=== What you need to do ===
Take the data that follows and retype it word for word.
····················
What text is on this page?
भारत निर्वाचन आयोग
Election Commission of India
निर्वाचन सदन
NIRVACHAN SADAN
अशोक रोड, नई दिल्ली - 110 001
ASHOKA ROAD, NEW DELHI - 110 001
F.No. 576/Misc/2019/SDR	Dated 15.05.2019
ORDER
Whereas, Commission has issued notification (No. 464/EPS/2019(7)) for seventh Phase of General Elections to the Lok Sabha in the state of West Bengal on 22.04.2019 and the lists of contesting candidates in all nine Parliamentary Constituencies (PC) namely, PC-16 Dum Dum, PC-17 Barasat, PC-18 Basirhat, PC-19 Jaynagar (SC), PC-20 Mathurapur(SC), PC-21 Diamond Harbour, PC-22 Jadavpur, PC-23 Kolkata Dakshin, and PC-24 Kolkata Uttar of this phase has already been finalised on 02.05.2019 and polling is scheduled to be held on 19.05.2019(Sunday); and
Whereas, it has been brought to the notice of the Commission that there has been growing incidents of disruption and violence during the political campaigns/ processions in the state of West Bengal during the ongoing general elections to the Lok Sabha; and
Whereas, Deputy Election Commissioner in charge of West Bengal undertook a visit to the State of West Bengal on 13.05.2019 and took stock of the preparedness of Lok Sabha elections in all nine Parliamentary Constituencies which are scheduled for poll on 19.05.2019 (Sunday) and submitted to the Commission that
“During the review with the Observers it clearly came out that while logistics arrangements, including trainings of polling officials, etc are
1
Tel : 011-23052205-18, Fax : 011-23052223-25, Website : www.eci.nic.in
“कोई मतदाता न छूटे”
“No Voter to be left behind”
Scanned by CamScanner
····················
=== Output for this task ===
What text is on this page?
भारत निर्वाचन आयोग
Election Commission of India
निर्वाचन सदन
NIRVACHAN SADAN
अशोक रोड, नई दिल्ली - 110 001
ASHOKA ROAD, NEW DELHI - 110 001
F.No. 576/Misc/2019/SDR	Dated 15.05.2019
ORDER
Whereas, Commission has issued notification (No. 464/EPS/2019(7)) for seventh Phase of General Elections to the Lok Sabha in the state of West Bengal on 22.04.2019 and the lists of contesting candidates in all nine Parliamentary Constituencies (PC) namely, PC-16 Dum Dum, PC-17 Barasat, PC-18 Basirhat, PC-19 Jaynagar (SC), PC-20 Mathurapur(SC), PC-21 Diamond Harbour, PC-22 Jadavpur, PC-23 Kolkata Dakshin, and PC-24 Kolkata Uttar of this phase has already been finalised on 02.05.2019 and polling is scheduled to be held on 19.05.2019(Sunday); and
Whereas, it has been brought to the notice of the Commission that there has been growing incidents of disruption and violence during the political campaigns/ processions in the state of West Bengal during the ongoing general elections to the Lok Sabha; and
Whereas, Deputy Election Commissioner in charge of West Bengal undertook a visit to the State of West Bengal on 13.05.2019 and took stock of the preparedness of Lok Sabha elections in all nine Parliamentary Constituencies which are scheduled for poll on 19.05.2019 (Sunday) and submitted to the Commission that
“During the review with the Observers it clearly came out that while logistics arrangements, including trainings of polling officials, etc are
1
Tel : 011-23052205-18, Fax : 011-23052223-25, Website : www.eci.nic.in
“कोई मतदाता न छूटे”
“No Voter to be left behind”
Scanned by CamScanner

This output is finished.